A block of data:
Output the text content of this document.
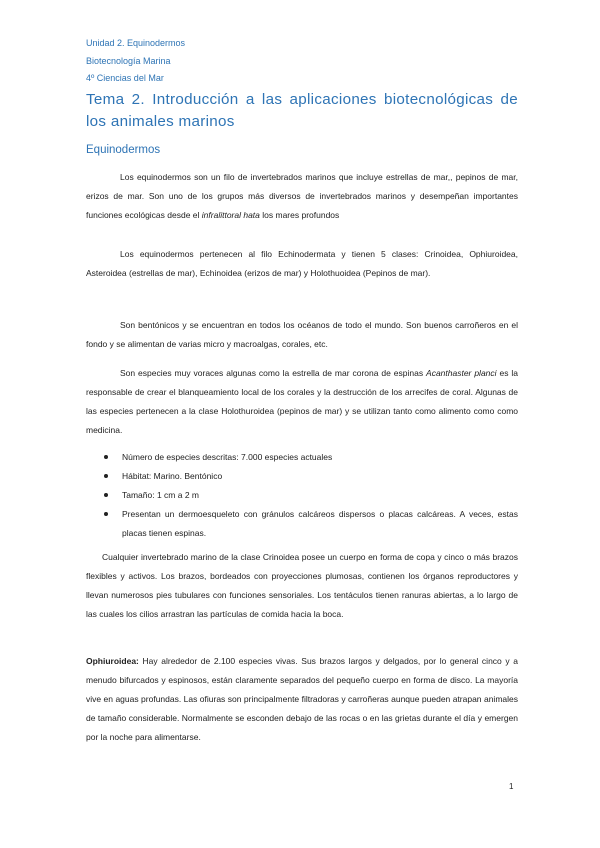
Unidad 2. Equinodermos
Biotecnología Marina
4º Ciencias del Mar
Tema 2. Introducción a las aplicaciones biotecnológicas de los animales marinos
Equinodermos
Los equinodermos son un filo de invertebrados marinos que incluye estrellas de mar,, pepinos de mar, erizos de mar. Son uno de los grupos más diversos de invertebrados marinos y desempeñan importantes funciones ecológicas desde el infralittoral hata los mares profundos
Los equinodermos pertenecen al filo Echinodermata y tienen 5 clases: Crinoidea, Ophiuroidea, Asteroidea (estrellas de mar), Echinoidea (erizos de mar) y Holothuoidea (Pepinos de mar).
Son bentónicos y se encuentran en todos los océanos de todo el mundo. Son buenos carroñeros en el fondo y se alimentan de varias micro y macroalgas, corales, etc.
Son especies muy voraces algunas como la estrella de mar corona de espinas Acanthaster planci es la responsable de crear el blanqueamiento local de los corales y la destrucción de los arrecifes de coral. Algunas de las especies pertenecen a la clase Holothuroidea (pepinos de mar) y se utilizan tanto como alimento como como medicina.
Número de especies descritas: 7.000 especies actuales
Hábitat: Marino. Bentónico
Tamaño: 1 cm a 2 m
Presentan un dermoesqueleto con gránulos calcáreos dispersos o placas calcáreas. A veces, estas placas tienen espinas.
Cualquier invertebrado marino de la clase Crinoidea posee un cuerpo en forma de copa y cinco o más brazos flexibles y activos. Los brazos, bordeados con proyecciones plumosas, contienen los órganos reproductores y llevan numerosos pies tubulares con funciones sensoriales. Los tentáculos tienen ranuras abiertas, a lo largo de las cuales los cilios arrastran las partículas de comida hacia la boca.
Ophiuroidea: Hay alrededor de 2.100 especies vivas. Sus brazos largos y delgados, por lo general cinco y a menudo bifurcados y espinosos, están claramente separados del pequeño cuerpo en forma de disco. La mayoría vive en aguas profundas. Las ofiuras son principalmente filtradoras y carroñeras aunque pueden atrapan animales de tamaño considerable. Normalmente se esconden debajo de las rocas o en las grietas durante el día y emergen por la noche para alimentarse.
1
--
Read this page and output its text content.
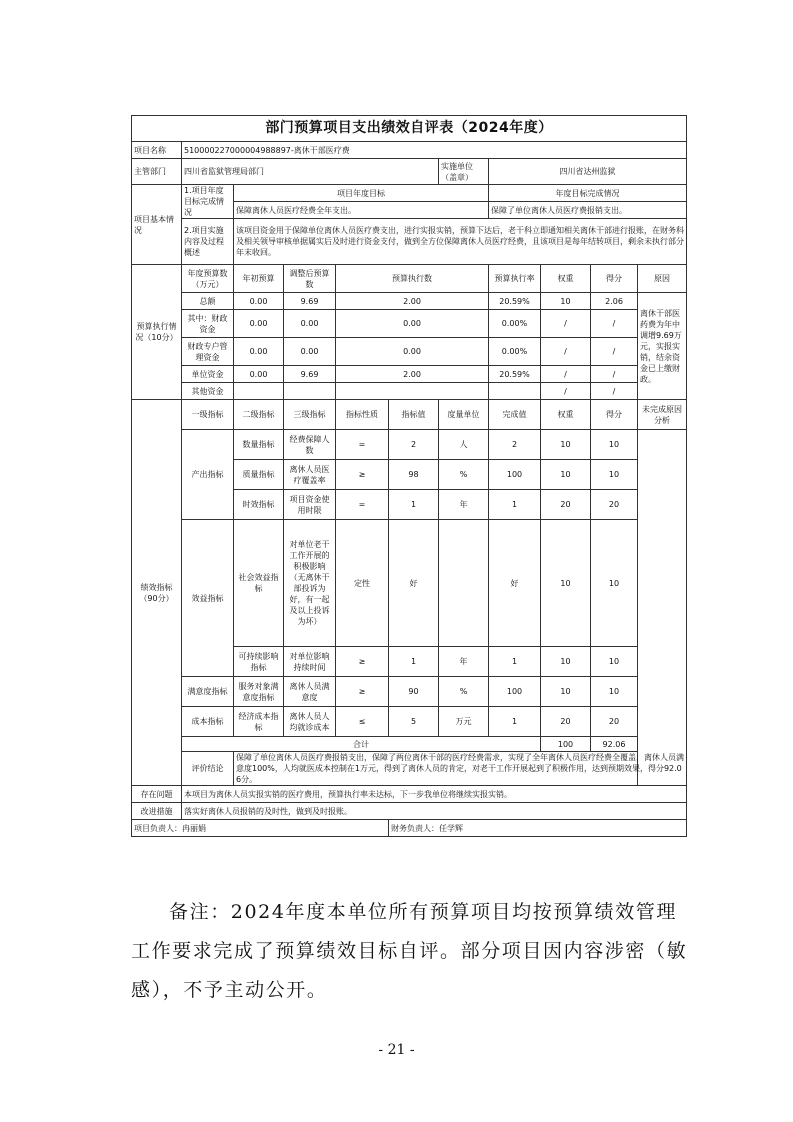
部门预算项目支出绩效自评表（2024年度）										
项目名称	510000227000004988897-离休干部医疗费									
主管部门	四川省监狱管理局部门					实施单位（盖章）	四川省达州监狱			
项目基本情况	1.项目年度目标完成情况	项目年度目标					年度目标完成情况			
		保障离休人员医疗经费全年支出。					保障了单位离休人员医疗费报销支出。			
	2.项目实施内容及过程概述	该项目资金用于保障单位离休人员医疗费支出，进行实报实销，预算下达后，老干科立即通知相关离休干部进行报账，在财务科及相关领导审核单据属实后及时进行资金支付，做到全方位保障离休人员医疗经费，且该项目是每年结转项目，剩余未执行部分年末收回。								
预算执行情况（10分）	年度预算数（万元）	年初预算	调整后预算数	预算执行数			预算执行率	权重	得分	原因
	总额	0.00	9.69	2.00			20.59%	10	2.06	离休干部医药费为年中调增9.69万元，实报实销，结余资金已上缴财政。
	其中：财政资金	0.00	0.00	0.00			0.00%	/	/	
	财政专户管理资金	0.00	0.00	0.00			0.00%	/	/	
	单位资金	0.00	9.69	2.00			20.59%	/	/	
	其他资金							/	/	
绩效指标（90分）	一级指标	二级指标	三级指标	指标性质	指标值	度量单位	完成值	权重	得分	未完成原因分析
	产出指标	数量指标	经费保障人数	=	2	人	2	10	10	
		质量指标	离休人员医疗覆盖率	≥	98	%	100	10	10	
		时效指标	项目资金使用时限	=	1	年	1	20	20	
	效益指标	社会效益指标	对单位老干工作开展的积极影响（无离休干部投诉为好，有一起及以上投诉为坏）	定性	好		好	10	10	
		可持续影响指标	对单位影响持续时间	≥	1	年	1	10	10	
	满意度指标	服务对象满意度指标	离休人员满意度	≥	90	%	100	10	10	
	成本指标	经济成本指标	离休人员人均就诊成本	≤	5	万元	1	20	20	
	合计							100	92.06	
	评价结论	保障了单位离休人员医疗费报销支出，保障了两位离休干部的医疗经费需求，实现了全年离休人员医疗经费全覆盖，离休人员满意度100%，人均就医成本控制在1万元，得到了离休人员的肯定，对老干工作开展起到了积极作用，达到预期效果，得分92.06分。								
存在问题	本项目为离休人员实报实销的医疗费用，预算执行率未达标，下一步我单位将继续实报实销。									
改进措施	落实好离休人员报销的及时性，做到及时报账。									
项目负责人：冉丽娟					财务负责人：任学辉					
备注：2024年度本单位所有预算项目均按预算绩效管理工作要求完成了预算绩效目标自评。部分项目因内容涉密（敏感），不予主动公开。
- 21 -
---
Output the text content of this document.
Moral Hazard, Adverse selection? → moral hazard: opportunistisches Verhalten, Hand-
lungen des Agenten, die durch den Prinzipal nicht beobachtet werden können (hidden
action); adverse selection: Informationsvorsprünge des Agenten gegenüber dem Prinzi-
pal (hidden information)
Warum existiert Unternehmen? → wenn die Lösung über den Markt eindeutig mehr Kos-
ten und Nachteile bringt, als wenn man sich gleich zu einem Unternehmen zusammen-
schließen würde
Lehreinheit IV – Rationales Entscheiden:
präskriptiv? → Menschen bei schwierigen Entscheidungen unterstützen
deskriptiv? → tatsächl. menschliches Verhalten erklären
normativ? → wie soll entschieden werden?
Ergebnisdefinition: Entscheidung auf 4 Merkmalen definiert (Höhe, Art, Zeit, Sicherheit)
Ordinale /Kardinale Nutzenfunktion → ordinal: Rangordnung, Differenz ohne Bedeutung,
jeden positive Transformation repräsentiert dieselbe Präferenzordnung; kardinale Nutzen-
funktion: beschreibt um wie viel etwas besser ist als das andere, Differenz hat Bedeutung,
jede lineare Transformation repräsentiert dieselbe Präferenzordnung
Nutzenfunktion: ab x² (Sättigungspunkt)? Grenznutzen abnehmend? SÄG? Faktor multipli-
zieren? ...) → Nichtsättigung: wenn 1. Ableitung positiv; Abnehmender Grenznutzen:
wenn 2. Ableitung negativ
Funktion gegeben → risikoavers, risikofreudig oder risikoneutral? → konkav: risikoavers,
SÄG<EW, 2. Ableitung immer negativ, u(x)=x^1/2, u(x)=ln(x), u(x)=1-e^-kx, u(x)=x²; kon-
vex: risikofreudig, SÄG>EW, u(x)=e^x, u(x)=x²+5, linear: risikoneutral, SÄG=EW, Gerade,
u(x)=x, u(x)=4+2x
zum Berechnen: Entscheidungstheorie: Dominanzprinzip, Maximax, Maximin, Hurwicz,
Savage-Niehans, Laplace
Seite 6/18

**The exercise:** Select the lines that carry the string "selection" and copy them.

**Right answer:**
Moral Hazard, Adverse selection? → moral hazard: opportunistisches Verhalten, Hand-
action); adverse selection: Informationsvorsprünge des Agenten gegenüber dem Prinzi-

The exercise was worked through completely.